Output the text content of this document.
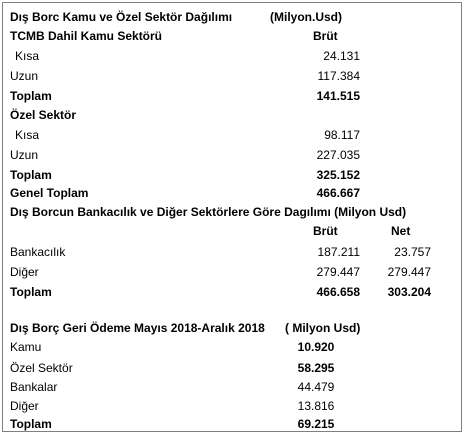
Dış Borc Kamu ve Özel Sektör Dağılımı	(Milyon.Usd)
TCMB Dahil Kamu Sektörü	Brüt
Kısa	24.131
Uzun	117.384
Toplam	141.515
Özel Sektör
Kısa	98.117
Uzun	227.035
Toplam	325.152
Genel Toplam	466.667
Dış Borcun Bankacılık ve Diğer Sektörlere Göre Dagılımı (Milyon Usd)
Brüt	Net
Bankacılık	187.211	23.757
Diğer	279.447 279.447
Toplam	466.658 303.204
Dış Borç Geri Ödeme Mayıs 2018-Aralık 2018 ( Milyon Usd)
Kamu	10.920
Özel Sektör	58.295
Bankalar	44.479
Diğer	13.816
Toplam	69.215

WORK TO DO: None of the pictures should appear; repeat the records exactly otherwise.

OUTPUT OF THE EXERCISE:
Output the text content of this document.
Dış Borc Kamu ve Özel Sektör Dağılımı	(Milyon.Usd)
TCMB Dahil Kamu Sektörü	Brüt
Kısa	24.131
Uzun	117.384
Toplam	141.515
Özel Sektör
Kısa	98.117
Uzun	227.035
Toplam	325.152
Genel Toplam	466.667
Dış Borcun Bankacılık ve Diğer Sektörlere Göre Dagılımı (Milyon Usd)
Brüt	Net
Bankacılık	187.211	23.757
Diğer	279.447 279.447
Toplam	466.658 303.204
Dış Borç Geri Ödeme Mayıs 2018-Aralık 2018 ( Milyon Usd)
Kamu	10.920
Özel Sektör	58.295
Bankalar	44.479
Diğer	13.816
Toplam	69.215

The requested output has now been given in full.